§ **Given data**:
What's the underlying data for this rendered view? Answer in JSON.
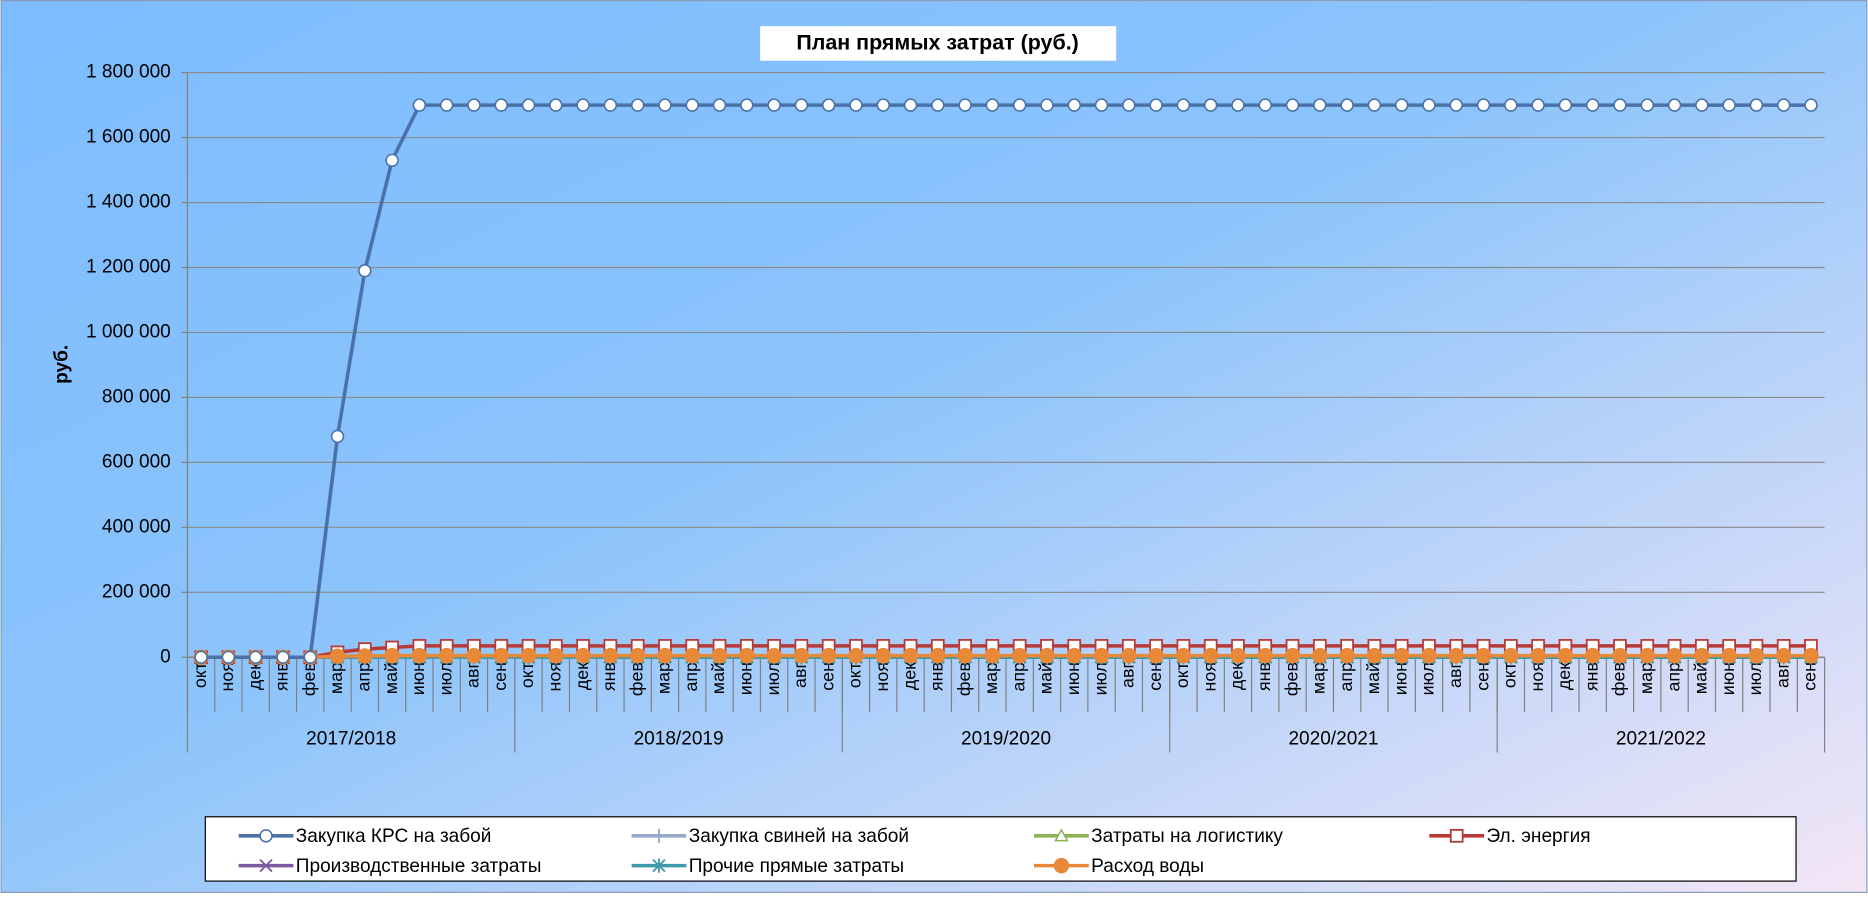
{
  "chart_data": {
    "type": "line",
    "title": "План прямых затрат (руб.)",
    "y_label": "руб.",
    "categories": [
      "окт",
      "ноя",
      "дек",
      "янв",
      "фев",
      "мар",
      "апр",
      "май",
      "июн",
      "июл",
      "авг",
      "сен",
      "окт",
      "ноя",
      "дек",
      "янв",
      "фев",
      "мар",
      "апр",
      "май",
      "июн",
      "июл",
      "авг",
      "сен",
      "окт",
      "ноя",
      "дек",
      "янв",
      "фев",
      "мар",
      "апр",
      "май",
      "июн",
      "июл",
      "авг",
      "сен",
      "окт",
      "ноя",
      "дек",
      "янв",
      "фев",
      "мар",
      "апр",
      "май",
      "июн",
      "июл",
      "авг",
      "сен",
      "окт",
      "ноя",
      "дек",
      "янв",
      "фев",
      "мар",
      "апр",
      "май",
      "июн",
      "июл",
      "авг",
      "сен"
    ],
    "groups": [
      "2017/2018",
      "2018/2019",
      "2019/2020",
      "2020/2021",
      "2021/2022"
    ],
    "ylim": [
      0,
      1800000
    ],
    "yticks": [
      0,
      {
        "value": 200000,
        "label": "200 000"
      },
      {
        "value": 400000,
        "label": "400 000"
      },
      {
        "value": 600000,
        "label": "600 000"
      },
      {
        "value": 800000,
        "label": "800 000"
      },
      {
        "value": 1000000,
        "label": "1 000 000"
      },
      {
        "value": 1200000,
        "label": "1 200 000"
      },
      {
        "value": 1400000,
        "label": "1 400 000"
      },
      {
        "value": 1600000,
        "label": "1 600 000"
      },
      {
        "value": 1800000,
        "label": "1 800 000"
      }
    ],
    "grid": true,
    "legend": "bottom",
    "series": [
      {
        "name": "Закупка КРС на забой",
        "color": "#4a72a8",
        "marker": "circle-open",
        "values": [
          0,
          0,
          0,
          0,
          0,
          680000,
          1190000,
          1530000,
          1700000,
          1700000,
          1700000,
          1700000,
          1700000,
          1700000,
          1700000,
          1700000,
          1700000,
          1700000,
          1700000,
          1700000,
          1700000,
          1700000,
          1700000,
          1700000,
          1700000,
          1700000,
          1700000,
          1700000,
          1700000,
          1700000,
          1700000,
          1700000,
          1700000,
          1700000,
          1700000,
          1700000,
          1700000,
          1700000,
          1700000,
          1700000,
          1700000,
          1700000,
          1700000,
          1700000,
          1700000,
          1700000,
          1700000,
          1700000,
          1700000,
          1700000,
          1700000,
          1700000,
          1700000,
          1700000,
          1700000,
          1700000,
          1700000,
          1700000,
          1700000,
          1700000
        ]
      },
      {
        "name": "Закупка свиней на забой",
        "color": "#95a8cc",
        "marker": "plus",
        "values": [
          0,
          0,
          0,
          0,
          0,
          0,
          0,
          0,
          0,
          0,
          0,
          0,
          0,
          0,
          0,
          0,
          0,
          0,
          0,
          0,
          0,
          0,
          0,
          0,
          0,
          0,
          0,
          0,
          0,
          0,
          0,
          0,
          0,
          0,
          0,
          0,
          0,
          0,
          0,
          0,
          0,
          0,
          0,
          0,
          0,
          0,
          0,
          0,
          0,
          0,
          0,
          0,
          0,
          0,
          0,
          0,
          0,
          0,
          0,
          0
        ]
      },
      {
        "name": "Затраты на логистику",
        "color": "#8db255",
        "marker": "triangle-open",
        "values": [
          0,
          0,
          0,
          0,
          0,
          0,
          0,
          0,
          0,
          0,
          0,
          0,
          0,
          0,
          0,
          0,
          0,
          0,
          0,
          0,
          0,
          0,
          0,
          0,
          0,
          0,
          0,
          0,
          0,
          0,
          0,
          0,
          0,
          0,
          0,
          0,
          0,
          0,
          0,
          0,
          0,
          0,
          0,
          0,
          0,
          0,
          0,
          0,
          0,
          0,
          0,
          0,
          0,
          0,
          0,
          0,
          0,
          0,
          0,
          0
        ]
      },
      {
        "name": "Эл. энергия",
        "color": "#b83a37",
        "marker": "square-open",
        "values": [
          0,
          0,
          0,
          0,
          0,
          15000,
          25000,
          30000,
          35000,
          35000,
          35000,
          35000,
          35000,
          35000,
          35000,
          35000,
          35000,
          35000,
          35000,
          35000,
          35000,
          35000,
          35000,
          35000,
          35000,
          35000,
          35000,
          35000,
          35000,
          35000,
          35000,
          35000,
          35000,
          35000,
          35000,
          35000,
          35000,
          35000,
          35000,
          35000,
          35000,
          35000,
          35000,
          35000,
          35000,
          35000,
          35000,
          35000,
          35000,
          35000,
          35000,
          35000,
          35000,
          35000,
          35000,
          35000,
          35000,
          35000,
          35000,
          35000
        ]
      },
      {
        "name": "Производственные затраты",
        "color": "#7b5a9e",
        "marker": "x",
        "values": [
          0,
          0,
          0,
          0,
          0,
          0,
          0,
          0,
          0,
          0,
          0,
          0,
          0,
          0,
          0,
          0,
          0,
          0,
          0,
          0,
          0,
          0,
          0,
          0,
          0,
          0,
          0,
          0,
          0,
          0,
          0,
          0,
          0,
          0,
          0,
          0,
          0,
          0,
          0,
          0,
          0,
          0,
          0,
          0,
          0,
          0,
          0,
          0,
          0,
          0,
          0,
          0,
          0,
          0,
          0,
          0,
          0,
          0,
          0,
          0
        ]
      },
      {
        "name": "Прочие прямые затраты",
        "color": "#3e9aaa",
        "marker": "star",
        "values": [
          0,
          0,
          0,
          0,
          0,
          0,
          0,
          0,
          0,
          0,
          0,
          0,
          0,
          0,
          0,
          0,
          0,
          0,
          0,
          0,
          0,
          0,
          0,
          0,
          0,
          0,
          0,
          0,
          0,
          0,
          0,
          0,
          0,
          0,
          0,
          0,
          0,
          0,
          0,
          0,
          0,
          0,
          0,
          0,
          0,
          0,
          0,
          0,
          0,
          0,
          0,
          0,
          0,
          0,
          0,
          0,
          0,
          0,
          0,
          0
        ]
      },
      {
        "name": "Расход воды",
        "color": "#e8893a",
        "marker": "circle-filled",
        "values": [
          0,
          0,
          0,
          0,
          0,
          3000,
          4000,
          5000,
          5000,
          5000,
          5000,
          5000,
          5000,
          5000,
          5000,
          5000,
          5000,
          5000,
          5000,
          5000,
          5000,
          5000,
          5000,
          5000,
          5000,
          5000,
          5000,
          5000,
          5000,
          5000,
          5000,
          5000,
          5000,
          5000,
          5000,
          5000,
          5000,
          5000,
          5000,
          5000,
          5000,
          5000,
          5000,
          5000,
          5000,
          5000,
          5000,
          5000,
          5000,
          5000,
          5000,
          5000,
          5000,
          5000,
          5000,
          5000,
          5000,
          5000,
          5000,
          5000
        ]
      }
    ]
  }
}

§ **Exercise goal**: Output a single number: how many lines contain the word "name".

§ **Result**: 7